• [Task statement]
Copy every record below exactly as written, but leave out the pictures.
--- Start of Data in this exercise ---
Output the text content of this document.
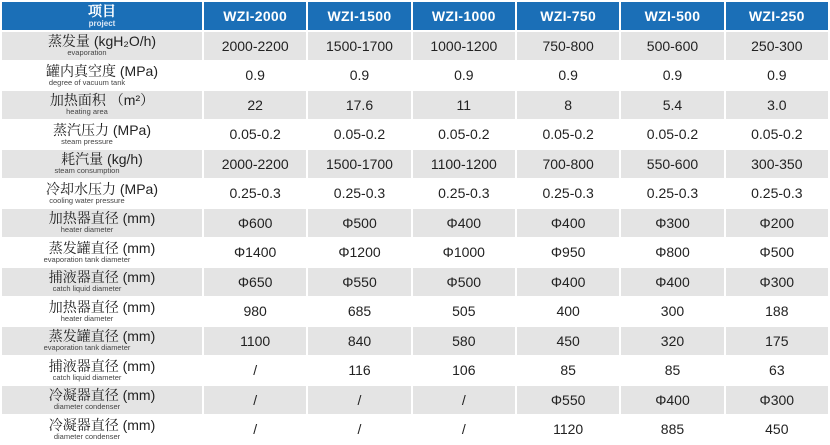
项目
project	WZI-2000	WZI-1500	WZI-1000	WZI-750	WZI-500	WZI-250

蒸发量 (kgH₂O/h)
evaporation	2000-2200	1500-1700	1000-1200	750-800	500-600	250-300

罐内真空度 (MPa)
degree of vacuum tank	0.9	0.9	0.9	0.9	0.9	0.9

加热面积 （m²）
heating area	22	17.6	11	8	5.4	3.0

蒸汽压力 (MPa)
steam pressure	0.05-0.2	0.05-0.2	0.05-0.2	0.05-0.2	0.05-0.2	0.05-0.2

耗汽量 (kg/h)
steam consumption	2000-2200	1500-1700	1100-1200	700-800	550-600	300-350

冷却水压力 (MPa)
cooling water pressure	0.25-0.3	0.25-0.3	0.25-0.3	0.25-0.3	0.25-0.3	0.25-0.3

加热器直径 (mm)
heater diameter	Φ600	Φ500	Φ400	Φ400	Φ300	Φ200

蒸发罐直径 (mm)
evaporation tank diameter	Φ1400	Φ1200	Φ1000	Φ950	Φ800	Φ500

捕液器直径 (mm)
catch liquid diameter	Φ650	Φ550	Φ500	Φ400	Φ400	Φ300

加热器直径 (mm)
heater diameter	980	685	505	400	300	188

蒸发罐直径 (mm)
evaporation tank diameter	1100	840	580	450	320	175

捕液器直径 (mm)
catch liquid diameter	/	116	106	85	85	63

冷凝器直径 (mm)
diameter condenser	/	/	/	Φ550	Φ400	Φ300

冷凝器直径 (mm)
diameter condenser	/	/	/	1120	885	450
--- End of Data in this exercise ---
• [Task output]
Output the text content of this document.
项目
project	WZI-2000	WZI-1500	WZI-1000	WZI-750	WZI-500	WZI-250

蒸发量 (kgH₂O/h)
evaporation	2000-2200	1500-1700	1000-1200	750-800	500-600	250-300

罐内真空度 (MPa)
degree of vacuum tank	0.9	0.9	0.9	0.9	0.9	0.9

加热面积 （m²）
heating area	22	17.6	11	8	5.4	3.0

蒸汽压力 (MPa)
steam pressure	0.05-0.2	0.05-0.2	0.05-0.2	0.05-0.2	0.05-0.2	0.05-0.2

耗汽量 (kg/h)
steam consumption	2000-2200	1500-1700	1100-1200	700-800	550-600	300-350

冷却水压力 (MPa)
cooling water pressure	0.25-0.3	0.25-0.3	0.25-0.3	0.25-0.3	0.25-0.3	0.25-0.3

加热器直径 (mm)
heater diameter	Φ600	Φ500	Φ400	Φ400	Φ300	Φ200

蒸发罐直径 (mm)
evaporation tank diameter	Φ1400	Φ1200	Φ1000	Φ950	Φ800	Φ500

捕液器直径 (mm)
catch liquid diameter	Φ650	Φ550	Φ500	Φ400	Φ400	Φ300

加热器直径 (mm)
heater diameter	980	685	505	400	300	188

蒸发罐直径 (mm)
evaporation tank diameter	1100	840	580	450	320	175

捕液器直径 (mm)
catch liquid diameter	/	116	106	85	85	63

冷凝器直径 (mm)
diameter condenser	/	/	/	Φ550	Φ400	Φ300

冷凝器直径 (mm)
diameter condenser	/	/	/	1120	885	450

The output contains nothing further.